** Written exercise **
The answer is one number: how many lines in the data below hold "кого".

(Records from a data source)
──────
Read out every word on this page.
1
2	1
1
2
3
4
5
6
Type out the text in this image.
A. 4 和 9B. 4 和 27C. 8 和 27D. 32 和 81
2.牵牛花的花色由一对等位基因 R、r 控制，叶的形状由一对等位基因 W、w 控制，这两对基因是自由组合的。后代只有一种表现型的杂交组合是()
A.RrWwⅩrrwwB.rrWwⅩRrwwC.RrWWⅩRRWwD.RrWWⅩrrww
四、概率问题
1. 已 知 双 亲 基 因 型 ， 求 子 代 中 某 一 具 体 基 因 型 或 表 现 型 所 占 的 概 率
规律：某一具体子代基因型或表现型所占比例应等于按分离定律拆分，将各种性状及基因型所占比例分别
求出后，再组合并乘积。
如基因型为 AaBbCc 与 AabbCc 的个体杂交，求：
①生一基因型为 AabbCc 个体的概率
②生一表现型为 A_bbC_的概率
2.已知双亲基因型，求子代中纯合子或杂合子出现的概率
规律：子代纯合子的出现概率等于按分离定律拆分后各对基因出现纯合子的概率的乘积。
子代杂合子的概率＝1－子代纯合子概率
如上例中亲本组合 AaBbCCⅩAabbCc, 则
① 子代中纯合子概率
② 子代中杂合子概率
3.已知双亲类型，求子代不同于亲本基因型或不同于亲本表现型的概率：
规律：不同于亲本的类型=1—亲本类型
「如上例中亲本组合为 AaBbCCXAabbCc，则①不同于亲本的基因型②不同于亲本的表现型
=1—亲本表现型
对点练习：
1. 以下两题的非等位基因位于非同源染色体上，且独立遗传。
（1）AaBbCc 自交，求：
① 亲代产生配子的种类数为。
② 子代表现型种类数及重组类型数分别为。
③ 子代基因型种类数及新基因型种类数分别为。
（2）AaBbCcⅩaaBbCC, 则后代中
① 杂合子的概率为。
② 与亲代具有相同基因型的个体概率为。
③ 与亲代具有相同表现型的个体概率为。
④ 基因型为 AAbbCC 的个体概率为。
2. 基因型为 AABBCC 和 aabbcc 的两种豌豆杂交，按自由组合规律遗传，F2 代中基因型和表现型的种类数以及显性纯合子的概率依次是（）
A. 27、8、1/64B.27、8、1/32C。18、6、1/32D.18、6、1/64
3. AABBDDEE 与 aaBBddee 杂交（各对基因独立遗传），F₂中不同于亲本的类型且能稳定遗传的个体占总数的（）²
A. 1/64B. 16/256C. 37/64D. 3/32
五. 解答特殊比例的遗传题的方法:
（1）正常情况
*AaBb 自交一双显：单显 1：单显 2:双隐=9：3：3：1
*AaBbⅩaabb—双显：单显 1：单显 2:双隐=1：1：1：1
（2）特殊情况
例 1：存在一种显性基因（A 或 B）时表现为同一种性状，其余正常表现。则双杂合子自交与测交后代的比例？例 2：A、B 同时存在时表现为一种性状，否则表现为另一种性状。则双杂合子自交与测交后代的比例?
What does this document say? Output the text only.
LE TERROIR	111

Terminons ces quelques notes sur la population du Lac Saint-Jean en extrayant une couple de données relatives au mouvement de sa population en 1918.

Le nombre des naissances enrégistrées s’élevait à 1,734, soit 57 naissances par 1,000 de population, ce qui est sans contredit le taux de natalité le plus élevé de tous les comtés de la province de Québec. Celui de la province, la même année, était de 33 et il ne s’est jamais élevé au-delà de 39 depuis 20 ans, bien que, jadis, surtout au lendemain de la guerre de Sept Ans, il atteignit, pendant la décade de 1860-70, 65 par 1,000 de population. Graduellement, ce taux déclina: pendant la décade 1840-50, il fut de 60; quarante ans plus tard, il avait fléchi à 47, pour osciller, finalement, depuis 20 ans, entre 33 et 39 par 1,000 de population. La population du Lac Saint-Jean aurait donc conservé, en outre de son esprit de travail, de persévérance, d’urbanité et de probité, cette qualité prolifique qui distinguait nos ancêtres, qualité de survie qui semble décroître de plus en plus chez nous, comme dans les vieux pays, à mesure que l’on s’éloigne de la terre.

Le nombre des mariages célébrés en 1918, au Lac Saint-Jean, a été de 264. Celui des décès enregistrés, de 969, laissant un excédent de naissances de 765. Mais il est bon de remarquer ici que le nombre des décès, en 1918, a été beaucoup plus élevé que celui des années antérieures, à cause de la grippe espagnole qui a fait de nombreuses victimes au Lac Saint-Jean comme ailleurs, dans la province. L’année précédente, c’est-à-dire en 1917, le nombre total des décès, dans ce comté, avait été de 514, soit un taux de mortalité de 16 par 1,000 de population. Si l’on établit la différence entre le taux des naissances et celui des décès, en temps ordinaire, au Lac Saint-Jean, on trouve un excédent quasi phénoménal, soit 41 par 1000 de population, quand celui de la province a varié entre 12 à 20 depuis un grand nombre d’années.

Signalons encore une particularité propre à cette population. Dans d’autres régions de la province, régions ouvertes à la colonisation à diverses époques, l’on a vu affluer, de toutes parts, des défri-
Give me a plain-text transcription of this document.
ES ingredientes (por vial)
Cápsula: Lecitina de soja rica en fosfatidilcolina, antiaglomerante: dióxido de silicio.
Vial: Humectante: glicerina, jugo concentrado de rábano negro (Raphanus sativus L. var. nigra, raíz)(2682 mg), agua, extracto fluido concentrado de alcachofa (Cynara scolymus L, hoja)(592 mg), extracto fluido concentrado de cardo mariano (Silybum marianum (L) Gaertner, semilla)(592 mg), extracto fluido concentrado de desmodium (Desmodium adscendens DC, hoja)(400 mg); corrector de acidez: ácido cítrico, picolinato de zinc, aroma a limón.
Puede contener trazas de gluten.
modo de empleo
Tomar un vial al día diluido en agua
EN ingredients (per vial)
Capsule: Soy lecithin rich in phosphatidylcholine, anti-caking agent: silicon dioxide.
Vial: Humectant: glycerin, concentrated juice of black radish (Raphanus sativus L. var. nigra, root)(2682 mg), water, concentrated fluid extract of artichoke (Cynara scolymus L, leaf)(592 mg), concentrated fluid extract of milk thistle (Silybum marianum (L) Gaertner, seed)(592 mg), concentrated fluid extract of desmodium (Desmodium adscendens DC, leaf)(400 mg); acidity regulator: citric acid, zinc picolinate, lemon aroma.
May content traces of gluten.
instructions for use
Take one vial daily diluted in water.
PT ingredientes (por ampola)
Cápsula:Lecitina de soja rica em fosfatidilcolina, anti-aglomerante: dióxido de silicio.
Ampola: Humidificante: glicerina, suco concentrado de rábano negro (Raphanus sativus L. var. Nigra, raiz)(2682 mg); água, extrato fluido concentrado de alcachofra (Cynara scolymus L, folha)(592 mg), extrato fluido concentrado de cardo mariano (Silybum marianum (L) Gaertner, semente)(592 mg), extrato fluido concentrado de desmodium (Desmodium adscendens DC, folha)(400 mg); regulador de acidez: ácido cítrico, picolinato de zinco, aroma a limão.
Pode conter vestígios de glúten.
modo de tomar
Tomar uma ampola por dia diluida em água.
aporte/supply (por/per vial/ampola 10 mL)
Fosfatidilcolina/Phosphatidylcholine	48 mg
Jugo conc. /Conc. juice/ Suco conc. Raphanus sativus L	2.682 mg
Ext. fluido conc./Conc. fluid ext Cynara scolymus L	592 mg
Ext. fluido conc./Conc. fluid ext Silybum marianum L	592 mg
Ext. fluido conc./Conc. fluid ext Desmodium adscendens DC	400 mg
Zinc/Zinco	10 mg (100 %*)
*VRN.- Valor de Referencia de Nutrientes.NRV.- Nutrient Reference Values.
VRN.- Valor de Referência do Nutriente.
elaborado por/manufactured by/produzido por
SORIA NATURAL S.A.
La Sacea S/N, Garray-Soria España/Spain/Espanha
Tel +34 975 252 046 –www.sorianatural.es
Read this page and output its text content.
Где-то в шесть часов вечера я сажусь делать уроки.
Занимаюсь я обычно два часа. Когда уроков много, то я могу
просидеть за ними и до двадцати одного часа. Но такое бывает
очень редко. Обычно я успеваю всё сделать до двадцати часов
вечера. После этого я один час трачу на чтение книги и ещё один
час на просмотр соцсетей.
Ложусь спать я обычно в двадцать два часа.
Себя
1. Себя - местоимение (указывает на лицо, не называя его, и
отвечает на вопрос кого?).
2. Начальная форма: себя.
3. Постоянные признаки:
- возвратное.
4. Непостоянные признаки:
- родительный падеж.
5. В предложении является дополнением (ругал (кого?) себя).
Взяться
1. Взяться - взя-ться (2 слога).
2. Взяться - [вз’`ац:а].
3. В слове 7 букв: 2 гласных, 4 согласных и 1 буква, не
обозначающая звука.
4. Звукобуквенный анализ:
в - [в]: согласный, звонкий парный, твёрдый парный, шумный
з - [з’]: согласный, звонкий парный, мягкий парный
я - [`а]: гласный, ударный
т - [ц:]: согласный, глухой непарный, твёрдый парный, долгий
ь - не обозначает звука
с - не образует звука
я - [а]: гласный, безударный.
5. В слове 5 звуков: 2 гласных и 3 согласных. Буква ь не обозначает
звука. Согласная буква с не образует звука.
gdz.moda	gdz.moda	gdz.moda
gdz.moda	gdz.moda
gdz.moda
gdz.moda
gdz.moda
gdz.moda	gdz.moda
──────
** Right answer **
2